• _EXERCISE_
Set out each line from the following listing that includes the word "Person".

• _DATASET ROWS_
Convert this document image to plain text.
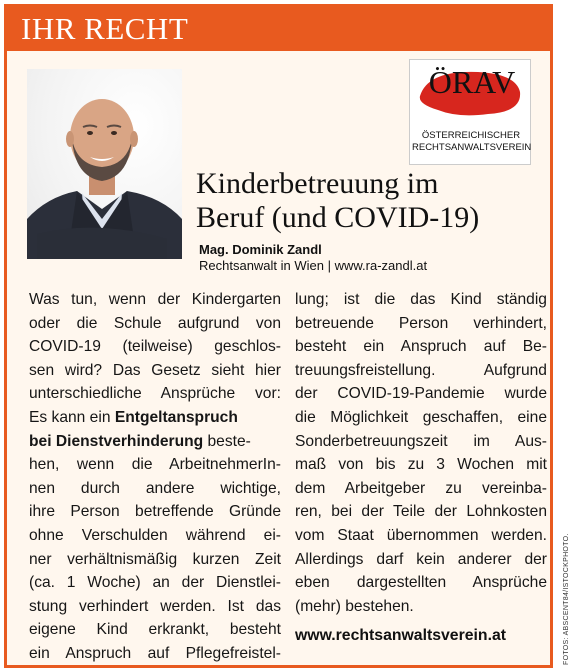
IHR RECHT
ÖRAV
ÖSTERREICHISCHER
RECHTSANWALTSVEREIN
Kinderbetreuung im
Beruf (und COVID-19)
Mag. Dominik Zandl
Rechtsanwalt in Wien | www.ra-zandl.at
Was tun, wenn der Kindergarten
oder die Schule aufgrund von
COVID-19 (teilweise) geschlos-
sen wird? Das Gesetz sieht hier
unterschiedliche Ansprüche vor:
Es kann ein Entgeltanspruch
bei Dienstverhinderung beste-
hen, wenn die ArbeitnehmerIn-
nen durch andere wichtige,
ihre Person betreffende Gründe
ohne Verschulden während ei-
ner verhältnismäßig kurzen Zeit
(ca. 1 Woche) an der Dienstlei-
stung verhindert werden. Ist das
eigene Kind erkrankt, besteht
ein Anspruch auf Pflegefreistel-
lung; ist die das Kind ständig
betreuende Person verhindert,
besteht ein Anspruch auf Be-
treuungsfreistellung. Aufgrund
der COVID-19-Pandemie wurde
die Möglichkeit geschaffen, eine
Sonderbetreuungszeit im Aus-
maß von bis zu 3 Wochen mit
dem Arbeitgeber zu vereinba-
ren, bei der Teile der Lohnkosten
vom Staat übernommen werden.
Allerdings darf kein anderer der
eben dargestellten Ansprüche
(mehr) bestehen.
www.rechtsanwaltsverein.at	FOTOS: ABSCENT84/ISTOCKPHOTO.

• _EXPECTED OUTPUT_
ihre Person betreffende Gründe
betreuende Person verhindert,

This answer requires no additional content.